WHAT TO WORK ON:
Without including any images, repeat the data exactly.

::: RECORDED DATA :::

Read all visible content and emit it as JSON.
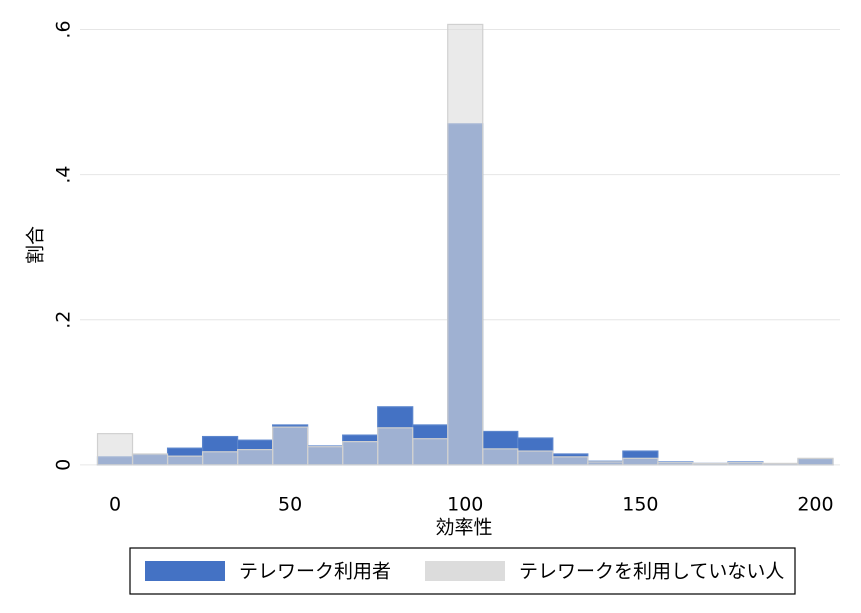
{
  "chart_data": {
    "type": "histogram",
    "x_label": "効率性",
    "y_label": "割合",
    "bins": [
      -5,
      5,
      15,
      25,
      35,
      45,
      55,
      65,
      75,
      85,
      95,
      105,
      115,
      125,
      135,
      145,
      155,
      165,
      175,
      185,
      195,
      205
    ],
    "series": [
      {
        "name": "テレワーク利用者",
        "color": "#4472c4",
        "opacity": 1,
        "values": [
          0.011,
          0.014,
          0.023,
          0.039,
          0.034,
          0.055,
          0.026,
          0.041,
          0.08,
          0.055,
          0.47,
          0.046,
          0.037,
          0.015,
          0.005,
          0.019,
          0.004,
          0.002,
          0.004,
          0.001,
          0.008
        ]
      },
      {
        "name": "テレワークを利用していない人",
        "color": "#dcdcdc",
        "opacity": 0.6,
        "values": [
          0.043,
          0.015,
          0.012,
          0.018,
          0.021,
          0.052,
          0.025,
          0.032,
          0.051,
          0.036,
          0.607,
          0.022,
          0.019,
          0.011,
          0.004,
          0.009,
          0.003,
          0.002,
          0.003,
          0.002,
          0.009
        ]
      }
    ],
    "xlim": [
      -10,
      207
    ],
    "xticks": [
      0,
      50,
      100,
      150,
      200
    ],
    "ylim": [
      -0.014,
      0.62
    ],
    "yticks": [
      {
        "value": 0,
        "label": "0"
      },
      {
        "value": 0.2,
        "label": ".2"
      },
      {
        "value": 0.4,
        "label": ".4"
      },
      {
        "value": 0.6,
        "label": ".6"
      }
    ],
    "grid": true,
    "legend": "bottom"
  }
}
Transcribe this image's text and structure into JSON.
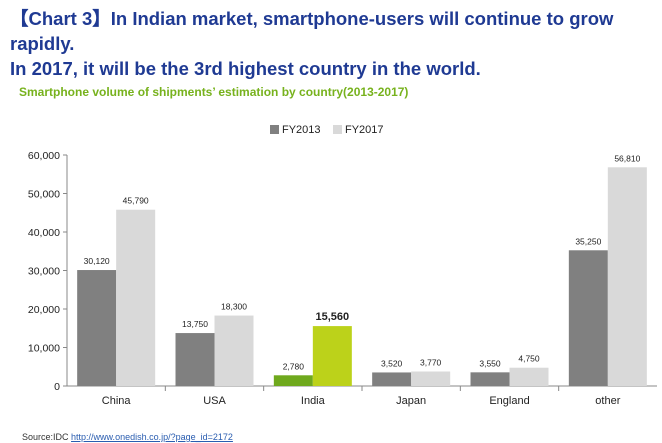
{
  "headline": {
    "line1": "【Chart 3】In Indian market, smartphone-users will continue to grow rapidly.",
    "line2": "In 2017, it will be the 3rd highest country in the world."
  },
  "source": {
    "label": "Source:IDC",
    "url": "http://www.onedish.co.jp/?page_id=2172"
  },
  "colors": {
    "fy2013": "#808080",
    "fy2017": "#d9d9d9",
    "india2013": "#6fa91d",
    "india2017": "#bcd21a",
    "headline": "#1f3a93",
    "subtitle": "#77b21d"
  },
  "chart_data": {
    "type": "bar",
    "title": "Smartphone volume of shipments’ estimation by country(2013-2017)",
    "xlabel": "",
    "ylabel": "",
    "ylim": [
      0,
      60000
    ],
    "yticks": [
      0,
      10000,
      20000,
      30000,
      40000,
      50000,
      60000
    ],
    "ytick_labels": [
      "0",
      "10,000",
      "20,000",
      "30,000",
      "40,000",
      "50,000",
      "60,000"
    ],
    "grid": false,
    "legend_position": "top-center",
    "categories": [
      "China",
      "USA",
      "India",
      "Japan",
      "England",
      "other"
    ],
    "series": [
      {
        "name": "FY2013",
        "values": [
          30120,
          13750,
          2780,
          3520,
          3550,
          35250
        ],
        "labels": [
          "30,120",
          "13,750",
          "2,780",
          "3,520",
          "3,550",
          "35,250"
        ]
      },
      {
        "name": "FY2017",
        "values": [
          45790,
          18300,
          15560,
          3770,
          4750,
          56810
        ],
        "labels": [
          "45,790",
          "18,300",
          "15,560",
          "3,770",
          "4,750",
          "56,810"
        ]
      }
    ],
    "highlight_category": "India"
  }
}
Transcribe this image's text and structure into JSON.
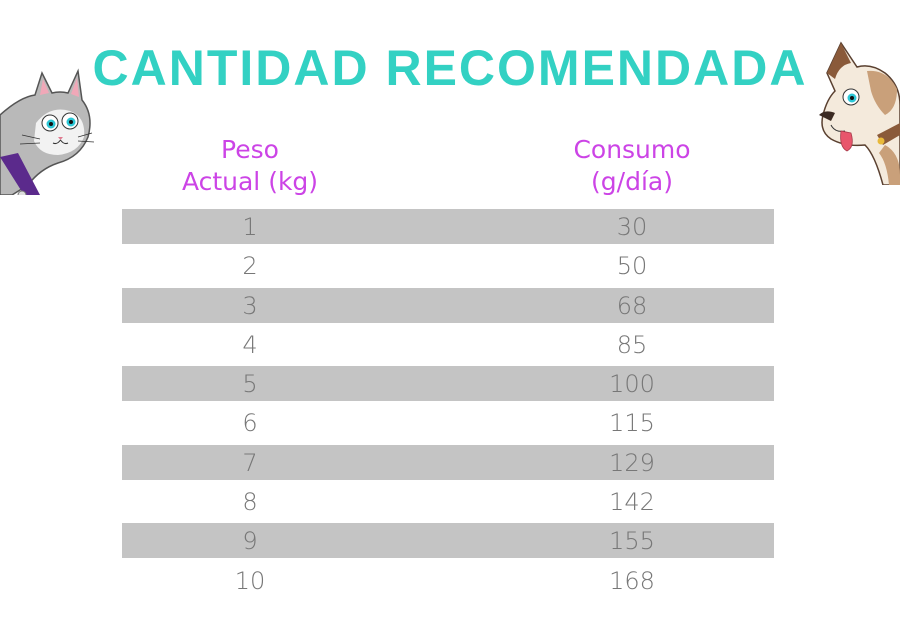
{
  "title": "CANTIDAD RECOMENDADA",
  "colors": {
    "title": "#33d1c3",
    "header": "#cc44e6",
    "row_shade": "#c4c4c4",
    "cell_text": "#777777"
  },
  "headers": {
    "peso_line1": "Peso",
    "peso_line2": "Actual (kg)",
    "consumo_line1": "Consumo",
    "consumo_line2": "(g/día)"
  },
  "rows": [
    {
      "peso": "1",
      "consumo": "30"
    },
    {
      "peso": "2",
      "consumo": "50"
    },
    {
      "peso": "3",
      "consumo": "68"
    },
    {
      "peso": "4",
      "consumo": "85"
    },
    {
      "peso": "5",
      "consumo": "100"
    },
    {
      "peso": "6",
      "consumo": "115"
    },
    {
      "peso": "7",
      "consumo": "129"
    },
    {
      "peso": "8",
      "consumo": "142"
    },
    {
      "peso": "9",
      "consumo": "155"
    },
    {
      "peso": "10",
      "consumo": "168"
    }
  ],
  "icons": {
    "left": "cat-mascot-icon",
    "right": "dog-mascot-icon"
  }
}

:::

RESULT OF THE TASK:
Read all visible content and emit it as JSON.
{
  "chart_data": {
    "type": "histogram",
    "x_label": "効率性",
    "y_label": "割合",
    "bins": [
      -5,
      5,
      15,
      25,
      35,
      45,
      55,
      65,
      75,
      85,
      95,
      105,
      115,
      125,
      135,
      145,
      155,
      165,
      175,
      185,
      195,
      205
    ],
    "series": [
      {
        "name": "テレワーク利用者",
        "color": "#4472c4",
        "opacity": 1,
        "values": [
          0.011,
          0.014,
          0.023,
          0.039,
          0.034,
          0.055,
          0.026,
          0.041,
          0.08,
          0.055,
          0.47,
          0.046,
          0.037,
          0.015,
          0.005,
          0.019,
          0.004,
          0.002,
          0.004,
          0.001,
          0.008
        ]
      },
      {
        "name": "テレワークを利用していない人",
        "color": "#dcdcdc",
        "opacity": 0.6,
        "values": [
          0.043,
          0.015,
          0.012,
          0.018,
          0.021,
          0.052,
          0.025,
          0.032,
          0.051,
          0.036,
          0.607,
          0.022,
          0.019,
          0.011,
          0.004,
          0.009,
          0.003,
          0.002,
          0.003,
          0.002,
          0.009
        ]
      }
    ],
    "xlim": [
      -10,
      207
    ],
    "xticks": [
      0,
      50,
      100,
      150,
      200
    ],
    "ylim": [
      -0.014,
      0.62
    ],
    "yticks": [
      {
        "value": 0,
        "label": "0"
      },
      {
        "value": 0.2,
        "label": ".2"
      },
      {
        "value": 0.4,
        "label": ".4"
      },
      {
        "value": 0.6,
        "label": ".6"
      }
    ],
    "grid": true,
    "legend": "bottom"
  }
}
Transcribe this image's text and structure into JSON.
{
  "headline": {
    "line1": "【Chart 3】In Indian market, smartphone-users will continue to grow rapidly.",
    "line2": "In 2017, it will be the 3rd highest country in the world."
  },
  "source": {
    "label": "Source:IDC",
    "url": "http://www.onedish.co.jp/?page_id=2172"
  },
  "colors": {
    "fy2013": "#808080",
    "fy2017": "#d9d9d9",
    "india2013": "#6fa91d",
    "india2017": "#bcd21a",
    "headline": "#1f3a93",
    "subtitle": "#77b21d"
  },
  "chart_data": {
    "type": "bar",
    "title": "Smartphone volume of shipments’ estimation by country(2013-2017)",
    "xlabel": "",
    "ylabel": "",
    "ylim": [
      0,
      60000
    ],
    "yticks": [
      0,
      10000,
      20000,
      30000,
      40000,
      50000,
      60000
    ],
    "ytick_labels": [
      "0",
      "10,000",
      "20,000",
      "30,000",
      "40,000",
      "50,000",
      "60,000"
    ],
    "grid": false,
    "legend_position": "top-center",
    "categories": [
      "China",
      "USA",
      "India",
      "Japan",
      "England",
      "other"
    ],
    "series": [
      {
        "name": "FY2013",
        "values": [
          30120,
          13750,
          2780,
          3520,
          3550,
          35250
        ],
        "labels": [
          "30,120",
          "13,750",
          "2,780",
          "3,520",
          "3,550",
          "35,250"
        ]
      },
      {
        "name": "FY2017",
        "values": [
          45790,
          18300,
          15560,
          3770,
          4750,
          56810
        ],
        "labels": [
          "45,790",
          "18,300",
          "15,560",
          "3,770",
          "4,750",
          "56,810"
        ]
      }
    ],
    "highlight_category": "India"
  }
}
Transcribe this image's text and structure into JSON.
{
  "title": "CANTIDAD RECOMENDADA",
  "colors": {
    "title": "#33d1c3",
    "header": "#cc44e6",
    "row_shade": "#c4c4c4",
    "cell_text": "#777777"
  },
  "headers": {
    "peso_line1": "Peso",
    "peso_line2": "Actual (kg)",
    "consumo_line1": "Consumo",
    "consumo_line2": "(g/día)"
  },
  "rows": [
    {
      "peso": "1",
      "consumo": "30"
    },
    {
      "peso": "2",
      "consumo": "50"
    },
    {
      "peso": "3",
      "consumo": "68"
    },
    {
      "peso": "4",
      "consumo": "85"
    },
    {
      "peso": "5",
      "consumo": "100"
    },
    {
      "peso": "6",
      "consumo": "115"
    },
    {
      "peso": "7",
      "consumo": "129"
    },
    {
      "peso": "8",
      "consumo": "142"
    },
    {
      "peso": "9",
      "consumo": "155"
    },
    {
      "peso": "10",
      "consumo": "168"
    }
  ],
  "icons": {
    "left": "cat-mascot-icon",
    "right": "dog-mascot-icon"
  }
}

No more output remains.